Source data:
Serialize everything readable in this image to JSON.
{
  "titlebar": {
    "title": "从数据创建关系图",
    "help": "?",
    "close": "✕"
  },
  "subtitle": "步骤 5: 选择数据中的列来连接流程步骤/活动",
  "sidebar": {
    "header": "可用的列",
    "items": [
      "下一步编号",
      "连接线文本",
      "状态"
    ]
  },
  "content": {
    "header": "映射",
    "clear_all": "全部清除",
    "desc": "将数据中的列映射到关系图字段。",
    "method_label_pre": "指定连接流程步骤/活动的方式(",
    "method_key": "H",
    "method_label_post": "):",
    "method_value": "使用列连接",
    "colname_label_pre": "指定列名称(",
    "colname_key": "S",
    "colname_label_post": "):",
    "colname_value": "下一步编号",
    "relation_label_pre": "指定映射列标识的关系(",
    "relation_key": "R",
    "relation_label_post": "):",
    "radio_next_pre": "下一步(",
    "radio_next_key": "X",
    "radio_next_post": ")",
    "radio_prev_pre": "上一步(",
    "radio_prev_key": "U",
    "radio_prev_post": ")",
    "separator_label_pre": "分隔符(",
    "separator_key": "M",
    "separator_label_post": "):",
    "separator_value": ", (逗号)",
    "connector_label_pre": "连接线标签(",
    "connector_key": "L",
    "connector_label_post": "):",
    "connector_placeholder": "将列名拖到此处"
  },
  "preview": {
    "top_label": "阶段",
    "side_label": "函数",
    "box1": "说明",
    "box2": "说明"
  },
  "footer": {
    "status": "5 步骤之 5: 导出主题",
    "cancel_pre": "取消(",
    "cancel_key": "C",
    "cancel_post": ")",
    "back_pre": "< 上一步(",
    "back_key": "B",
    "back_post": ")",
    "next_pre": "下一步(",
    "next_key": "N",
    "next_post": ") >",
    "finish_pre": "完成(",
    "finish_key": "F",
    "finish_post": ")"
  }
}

WHAT YOU SHOULD DO: Write out the complete set of records exactly as given.

OUTPUT FOR THIS TASK:
Serialize everything readable in this image to JSON.
{
  "titlebar": {
    "title": "从数据创建关系图",
    "help": "?",
    "close": "✕"
  },
  "subtitle": "步骤 5: 选择数据中的列来连接流程步骤/活动",
  "sidebar": {
    "header": "可用的列",
    "items": [
      "下一步编号",
      "连接线文本",
      "状态"
    ]
  },
  "content": {
    "header": "映射",
    "clear_all": "全部清除",
    "desc": "将数据中的列映射到关系图字段。",
    "method_label_pre": "指定连接流程步骤/活动的方式(",
    "method_key": "H",
    "method_label_post": "):",
    "method_value": "使用列连接",
    "colname_label_pre": "指定列名称(",
    "colname_key": "S",
    "colname_label_post": "):",
    "colname_value": "下一步编号",
    "relation_label_pre": "指定映射列标识的关系(",
    "relation_key": "R",
    "relation_label_post": "):",
    "radio_next_pre": "下一步(",
    "radio_next_key": "X",
    "radio_next_post": ")",
    "radio_prev_pre": "上一步(",
    "radio_prev_key": "U",
    "radio_prev_post": ")",
    "separator_label_pre": "分隔符(",
    "separator_key": "M",
    "separator_label_post": "):",
    "separator_value": ", (逗号)",
    "connector_label_pre": "连接线标签(",
    "connector_key": "L",
    "connector_label_post": "):",
    "connector_placeholder": "将列名拖到此处"
  },
  "preview": {
    "top_label": "阶段",
    "side_label": "函数",
    "box1": "说明",
    "box2": "说明"
  },
  "footer": {
    "status": "5 步骤之 5: 导出主题",
    "cancel_pre": "取消(",
    "cancel_key": "C",
    "cancel_post": ")",
    "back_pre": "< 上一步(",
    "back_key": "B",
    "back_post": ")",
    "next_pre": "下一步(",
    "next_key": "N",
    "next_post": ") >",
    "finish_pre": "完成(",
    "finish_key": "F",
    "finish_post": ")"
  }
}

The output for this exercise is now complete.